▸ Directions
For each line below that contains the string "Dinamički", copy that line.

▸ Excerpted records
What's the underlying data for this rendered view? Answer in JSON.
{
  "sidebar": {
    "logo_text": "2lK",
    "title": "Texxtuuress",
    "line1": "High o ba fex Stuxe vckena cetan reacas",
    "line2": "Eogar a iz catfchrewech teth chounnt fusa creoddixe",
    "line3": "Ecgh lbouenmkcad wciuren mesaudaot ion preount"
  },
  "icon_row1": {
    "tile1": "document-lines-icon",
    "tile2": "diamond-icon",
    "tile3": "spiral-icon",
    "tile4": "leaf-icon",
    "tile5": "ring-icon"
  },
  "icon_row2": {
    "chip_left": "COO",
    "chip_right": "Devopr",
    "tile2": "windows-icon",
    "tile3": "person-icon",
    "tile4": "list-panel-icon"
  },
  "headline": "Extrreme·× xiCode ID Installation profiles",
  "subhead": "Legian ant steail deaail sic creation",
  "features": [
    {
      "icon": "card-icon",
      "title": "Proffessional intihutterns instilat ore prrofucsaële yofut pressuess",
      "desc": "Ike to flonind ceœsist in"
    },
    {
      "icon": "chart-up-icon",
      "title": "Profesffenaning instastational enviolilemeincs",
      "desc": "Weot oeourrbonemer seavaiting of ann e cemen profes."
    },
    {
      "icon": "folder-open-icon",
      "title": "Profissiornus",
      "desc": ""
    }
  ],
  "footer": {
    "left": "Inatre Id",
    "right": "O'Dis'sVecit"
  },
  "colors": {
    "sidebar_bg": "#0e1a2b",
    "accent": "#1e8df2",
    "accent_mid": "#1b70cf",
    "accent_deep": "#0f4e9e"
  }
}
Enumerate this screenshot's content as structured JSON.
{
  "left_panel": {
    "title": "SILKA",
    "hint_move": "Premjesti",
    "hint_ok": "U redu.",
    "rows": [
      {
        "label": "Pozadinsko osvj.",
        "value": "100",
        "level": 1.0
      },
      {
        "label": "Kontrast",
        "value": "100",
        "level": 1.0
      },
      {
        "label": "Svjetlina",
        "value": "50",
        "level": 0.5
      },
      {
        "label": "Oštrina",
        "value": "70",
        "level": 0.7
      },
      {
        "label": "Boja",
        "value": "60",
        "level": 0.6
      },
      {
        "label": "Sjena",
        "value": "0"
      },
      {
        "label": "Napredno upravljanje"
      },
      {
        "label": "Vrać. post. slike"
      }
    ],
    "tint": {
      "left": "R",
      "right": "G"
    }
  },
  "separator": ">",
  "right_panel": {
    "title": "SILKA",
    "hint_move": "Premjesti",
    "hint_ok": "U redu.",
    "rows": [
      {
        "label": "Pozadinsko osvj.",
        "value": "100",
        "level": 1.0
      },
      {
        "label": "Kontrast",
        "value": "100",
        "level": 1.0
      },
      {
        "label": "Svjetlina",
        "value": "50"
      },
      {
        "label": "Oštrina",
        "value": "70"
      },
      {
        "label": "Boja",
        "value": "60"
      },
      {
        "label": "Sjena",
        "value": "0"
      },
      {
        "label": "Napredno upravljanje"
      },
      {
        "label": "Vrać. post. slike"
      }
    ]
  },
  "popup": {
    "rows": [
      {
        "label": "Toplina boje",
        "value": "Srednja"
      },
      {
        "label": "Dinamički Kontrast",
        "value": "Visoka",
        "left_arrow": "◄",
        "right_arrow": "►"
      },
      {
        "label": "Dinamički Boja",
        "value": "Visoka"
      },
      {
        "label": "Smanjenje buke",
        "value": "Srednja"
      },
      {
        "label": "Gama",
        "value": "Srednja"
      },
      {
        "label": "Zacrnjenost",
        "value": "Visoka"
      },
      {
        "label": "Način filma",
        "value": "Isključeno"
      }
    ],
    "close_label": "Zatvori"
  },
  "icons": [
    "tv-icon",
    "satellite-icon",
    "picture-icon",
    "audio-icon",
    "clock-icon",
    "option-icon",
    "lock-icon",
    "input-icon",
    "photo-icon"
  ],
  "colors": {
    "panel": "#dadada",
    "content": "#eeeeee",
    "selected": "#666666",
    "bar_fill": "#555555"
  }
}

▸ Result for this task
        "label": "Dinamički Kontrast",
        "label": "Dinamički Boja",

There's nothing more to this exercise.